DATA SHOWN:
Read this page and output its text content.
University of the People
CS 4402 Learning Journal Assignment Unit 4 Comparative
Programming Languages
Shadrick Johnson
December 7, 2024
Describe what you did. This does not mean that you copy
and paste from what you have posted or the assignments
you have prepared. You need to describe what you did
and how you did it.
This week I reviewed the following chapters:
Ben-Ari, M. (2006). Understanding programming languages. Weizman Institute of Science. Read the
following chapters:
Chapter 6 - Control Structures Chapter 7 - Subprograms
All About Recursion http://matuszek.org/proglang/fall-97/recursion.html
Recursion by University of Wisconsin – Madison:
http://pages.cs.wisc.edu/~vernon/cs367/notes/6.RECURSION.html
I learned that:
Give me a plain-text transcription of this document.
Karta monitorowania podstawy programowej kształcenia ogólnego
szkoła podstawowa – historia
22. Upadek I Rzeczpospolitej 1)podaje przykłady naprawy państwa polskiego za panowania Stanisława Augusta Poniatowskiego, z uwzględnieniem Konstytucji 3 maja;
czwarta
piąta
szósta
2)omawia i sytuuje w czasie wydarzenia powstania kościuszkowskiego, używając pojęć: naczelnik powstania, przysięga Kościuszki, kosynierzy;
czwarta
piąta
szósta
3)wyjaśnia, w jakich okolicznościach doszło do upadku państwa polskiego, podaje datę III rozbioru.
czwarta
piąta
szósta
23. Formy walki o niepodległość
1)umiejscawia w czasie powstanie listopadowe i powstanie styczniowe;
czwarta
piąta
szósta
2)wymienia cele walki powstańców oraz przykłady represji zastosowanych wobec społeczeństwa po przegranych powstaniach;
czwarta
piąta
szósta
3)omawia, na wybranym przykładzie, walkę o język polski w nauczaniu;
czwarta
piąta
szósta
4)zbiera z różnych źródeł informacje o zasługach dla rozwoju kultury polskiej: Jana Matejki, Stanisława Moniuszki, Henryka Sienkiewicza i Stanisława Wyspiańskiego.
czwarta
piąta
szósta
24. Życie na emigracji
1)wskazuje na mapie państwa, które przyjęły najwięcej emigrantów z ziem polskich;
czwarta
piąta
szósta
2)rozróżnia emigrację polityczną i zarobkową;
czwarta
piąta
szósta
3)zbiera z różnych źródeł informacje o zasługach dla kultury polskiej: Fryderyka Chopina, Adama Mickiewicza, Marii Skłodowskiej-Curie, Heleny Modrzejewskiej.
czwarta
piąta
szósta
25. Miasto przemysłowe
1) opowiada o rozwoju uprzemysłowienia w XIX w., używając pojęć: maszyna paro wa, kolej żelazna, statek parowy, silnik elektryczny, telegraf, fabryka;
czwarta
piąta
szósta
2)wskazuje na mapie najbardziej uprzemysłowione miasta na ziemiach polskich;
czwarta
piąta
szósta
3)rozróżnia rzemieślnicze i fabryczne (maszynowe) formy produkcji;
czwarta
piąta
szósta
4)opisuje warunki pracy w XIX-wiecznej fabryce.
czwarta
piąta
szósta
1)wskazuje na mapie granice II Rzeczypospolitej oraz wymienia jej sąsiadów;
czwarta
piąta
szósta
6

WHAT TO PRODUCE: Set down, unchanged, the line that contains "Give me a plain-text" together with every later line in the records, through the last one.

COMPLETED EXERCISE:
Give me a plain-text transcription of this document.
Karta monitorowania podstawy programowej kształcenia ogólnego
szkoła podstawowa – historia
22. Upadek I Rzeczpospolitej 1)podaje przykłady naprawy państwa polskiego za panowania Stanisława Augusta Poniatowskiego, z uwzględnieniem Konstytucji 3 maja;
czwarta
piąta
szósta
2)omawia i sytuuje w czasie wydarzenia powstania kościuszkowskiego, używając pojęć: naczelnik powstania, przysięga Kościuszki, kosynierzy;
czwarta
piąta
szósta
3)wyjaśnia, w jakich okolicznościach doszło do upadku państwa polskiego, podaje datę III rozbioru.
czwarta
piąta
szósta
23. Formy walki o niepodległość
1)umiejscawia w czasie powstanie listopadowe i powstanie styczniowe;
czwarta
piąta
szósta
2)wymienia cele walki powstańców oraz przykłady represji zastosowanych wobec społeczeństwa po przegranych powstaniach;
czwarta
piąta
szósta
3)omawia, na wybranym przykładzie, walkę o język polski w nauczaniu;
czwarta
piąta
szósta
4)zbiera z różnych źródeł informacje o zasługach dla rozwoju kultury polskiej: Jana Matejki, Stanisława Moniuszki, Henryka Sienkiewicza i Stanisława Wyspiańskiego.
czwarta
piąta
szósta
24. Życie na emigracji
1)wskazuje na mapie państwa, które przyjęły najwięcej emigrantów z ziem polskich;
czwarta
piąta
szósta
2)rozróżnia emigrację polityczną i zarobkową;
czwarta
piąta
szósta
3)zbiera z różnych źródeł informacje o zasługach dla kultury polskiej: Fryderyka Chopina, Adama Mickiewicza, Marii Skłodowskiej-Curie, Heleny Modrzejewskiej.
czwarta
piąta
szósta
25. Miasto przemysłowe
1) opowiada o rozwoju uprzemysłowienia w XIX w., używając pojęć: maszyna paro wa, kolej żelazna, statek parowy, silnik elektryczny, telegraf, fabryka;
czwarta
piąta
szósta
2)wskazuje na mapie najbardziej uprzemysłowione miasta na ziemiach polskich;
czwarta
piąta
szósta
3)rozróżnia rzemieślnicze i fabryczne (maszynowe) formy produkcji;
czwarta
piąta
szósta
4)opisuje warunki pracy w XIX-wiecznej fabryce.
czwarta
piąta
szósta
1)wskazuje na mapie granice II Rzeczypospolitej oraz wymienia jej sąsiadów;
czwarta
piąta
szósta
6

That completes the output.